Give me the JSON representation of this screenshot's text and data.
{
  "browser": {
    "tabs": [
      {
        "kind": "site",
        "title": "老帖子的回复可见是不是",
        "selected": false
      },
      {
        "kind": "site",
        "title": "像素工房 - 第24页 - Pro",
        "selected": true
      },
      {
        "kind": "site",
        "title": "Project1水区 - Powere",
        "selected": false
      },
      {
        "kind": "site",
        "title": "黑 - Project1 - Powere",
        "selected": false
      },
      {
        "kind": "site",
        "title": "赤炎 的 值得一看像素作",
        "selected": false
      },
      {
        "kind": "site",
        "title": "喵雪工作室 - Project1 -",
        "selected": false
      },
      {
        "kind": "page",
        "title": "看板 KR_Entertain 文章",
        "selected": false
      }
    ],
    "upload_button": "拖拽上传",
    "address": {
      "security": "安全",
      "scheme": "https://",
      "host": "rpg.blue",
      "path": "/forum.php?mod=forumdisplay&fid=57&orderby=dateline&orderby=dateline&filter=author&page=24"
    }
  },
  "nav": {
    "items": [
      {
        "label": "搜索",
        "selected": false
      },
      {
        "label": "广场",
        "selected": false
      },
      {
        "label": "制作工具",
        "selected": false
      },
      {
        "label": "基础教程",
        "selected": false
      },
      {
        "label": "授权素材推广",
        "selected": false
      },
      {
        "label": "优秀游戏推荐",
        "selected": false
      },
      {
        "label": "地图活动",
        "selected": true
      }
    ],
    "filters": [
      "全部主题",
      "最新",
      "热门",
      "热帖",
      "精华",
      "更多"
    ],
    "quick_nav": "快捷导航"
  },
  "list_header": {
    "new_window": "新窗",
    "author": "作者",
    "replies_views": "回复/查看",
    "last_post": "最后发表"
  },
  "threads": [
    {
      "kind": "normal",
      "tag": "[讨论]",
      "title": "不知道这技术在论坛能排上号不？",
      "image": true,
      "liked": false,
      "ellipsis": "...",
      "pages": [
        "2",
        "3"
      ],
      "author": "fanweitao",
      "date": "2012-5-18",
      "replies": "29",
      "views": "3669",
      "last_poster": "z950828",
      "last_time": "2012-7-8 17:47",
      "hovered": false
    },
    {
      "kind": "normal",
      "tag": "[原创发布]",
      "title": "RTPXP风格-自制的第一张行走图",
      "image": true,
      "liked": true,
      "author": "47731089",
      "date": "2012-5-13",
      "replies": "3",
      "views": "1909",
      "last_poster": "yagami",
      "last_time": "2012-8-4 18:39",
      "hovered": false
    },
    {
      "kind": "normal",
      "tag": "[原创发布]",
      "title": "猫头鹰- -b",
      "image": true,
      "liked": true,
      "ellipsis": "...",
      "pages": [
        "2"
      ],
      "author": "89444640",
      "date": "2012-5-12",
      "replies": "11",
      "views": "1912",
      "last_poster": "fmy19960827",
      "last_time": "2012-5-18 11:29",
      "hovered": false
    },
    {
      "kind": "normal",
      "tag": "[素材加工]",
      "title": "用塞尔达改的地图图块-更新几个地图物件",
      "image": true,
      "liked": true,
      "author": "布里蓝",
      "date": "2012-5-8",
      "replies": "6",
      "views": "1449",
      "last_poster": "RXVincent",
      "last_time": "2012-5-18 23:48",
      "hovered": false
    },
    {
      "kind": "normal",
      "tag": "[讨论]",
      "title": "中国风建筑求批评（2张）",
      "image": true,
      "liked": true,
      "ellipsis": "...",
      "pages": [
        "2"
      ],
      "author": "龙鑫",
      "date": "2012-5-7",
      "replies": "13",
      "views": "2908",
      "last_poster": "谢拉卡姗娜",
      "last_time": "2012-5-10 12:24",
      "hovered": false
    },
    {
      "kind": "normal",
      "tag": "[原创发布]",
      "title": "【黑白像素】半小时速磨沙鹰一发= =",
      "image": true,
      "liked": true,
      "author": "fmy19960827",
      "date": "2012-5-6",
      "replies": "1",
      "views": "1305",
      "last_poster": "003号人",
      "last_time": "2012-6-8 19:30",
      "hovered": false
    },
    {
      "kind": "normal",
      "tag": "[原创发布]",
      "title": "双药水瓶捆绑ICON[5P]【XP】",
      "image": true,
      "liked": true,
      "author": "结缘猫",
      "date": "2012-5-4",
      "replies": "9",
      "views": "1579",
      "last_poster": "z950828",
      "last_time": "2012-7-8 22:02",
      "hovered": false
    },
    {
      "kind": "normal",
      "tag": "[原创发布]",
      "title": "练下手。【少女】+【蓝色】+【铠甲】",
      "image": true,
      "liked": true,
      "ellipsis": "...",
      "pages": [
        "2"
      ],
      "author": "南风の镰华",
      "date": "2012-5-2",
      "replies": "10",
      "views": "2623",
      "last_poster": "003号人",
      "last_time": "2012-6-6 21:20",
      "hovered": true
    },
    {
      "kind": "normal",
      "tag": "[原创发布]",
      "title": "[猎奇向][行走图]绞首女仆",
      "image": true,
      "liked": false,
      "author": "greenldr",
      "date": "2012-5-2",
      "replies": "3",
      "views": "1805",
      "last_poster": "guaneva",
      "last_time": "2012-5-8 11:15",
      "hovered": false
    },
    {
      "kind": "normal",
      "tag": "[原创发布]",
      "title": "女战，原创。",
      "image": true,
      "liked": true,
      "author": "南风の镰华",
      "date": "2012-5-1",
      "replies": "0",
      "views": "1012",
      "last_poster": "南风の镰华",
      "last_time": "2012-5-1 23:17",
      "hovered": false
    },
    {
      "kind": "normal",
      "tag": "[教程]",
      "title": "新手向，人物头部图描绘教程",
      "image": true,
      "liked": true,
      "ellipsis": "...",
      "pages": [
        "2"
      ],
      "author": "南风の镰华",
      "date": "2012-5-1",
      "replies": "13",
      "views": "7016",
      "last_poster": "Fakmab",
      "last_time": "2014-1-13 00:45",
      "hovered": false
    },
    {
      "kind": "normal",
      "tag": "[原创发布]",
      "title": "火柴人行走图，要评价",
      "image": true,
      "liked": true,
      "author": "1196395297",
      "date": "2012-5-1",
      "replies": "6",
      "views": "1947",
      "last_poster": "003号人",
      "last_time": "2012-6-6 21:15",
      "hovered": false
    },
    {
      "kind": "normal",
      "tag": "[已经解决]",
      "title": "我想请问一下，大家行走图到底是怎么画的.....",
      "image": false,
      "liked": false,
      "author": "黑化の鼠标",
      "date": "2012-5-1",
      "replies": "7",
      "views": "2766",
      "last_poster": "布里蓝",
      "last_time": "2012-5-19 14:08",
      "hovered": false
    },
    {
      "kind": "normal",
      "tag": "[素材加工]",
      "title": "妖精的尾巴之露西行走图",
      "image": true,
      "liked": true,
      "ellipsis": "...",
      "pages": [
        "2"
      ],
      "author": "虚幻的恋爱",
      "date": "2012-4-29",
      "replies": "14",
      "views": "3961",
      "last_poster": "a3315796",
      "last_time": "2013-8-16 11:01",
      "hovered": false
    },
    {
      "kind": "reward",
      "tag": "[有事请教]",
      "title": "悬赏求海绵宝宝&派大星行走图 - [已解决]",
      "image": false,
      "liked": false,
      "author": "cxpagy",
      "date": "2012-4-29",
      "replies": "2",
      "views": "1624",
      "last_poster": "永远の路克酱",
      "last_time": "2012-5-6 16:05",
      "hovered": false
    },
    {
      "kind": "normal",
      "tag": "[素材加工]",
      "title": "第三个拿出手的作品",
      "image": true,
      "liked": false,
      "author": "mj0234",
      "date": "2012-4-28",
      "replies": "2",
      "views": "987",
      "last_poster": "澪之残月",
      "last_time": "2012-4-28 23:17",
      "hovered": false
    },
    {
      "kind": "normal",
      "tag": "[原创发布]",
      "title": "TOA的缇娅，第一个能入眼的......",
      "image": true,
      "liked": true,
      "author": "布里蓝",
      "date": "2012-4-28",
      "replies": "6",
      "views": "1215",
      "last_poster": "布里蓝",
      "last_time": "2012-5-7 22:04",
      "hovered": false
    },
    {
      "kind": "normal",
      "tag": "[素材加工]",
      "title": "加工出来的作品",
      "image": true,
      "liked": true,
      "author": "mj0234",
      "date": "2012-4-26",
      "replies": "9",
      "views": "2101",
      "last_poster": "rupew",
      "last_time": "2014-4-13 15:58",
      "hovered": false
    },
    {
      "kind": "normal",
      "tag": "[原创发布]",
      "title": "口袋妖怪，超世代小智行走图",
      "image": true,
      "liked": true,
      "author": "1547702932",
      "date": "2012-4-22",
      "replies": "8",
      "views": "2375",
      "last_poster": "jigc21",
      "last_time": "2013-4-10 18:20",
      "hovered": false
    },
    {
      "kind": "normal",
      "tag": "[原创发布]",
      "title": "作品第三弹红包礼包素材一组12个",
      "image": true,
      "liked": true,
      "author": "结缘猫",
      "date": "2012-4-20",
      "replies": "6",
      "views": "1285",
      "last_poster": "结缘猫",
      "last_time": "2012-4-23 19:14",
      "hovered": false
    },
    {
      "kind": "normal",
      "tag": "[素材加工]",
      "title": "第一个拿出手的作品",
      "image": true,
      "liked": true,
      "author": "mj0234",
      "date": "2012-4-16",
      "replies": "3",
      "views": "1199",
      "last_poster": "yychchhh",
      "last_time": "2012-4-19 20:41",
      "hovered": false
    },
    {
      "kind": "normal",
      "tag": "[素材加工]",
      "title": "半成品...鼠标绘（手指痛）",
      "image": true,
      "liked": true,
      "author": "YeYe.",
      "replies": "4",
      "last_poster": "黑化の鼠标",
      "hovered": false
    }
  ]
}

→ **What you will do**
Above are records; say how many of their lines contain the word "label", giving only the number.

→ **The completed task**
7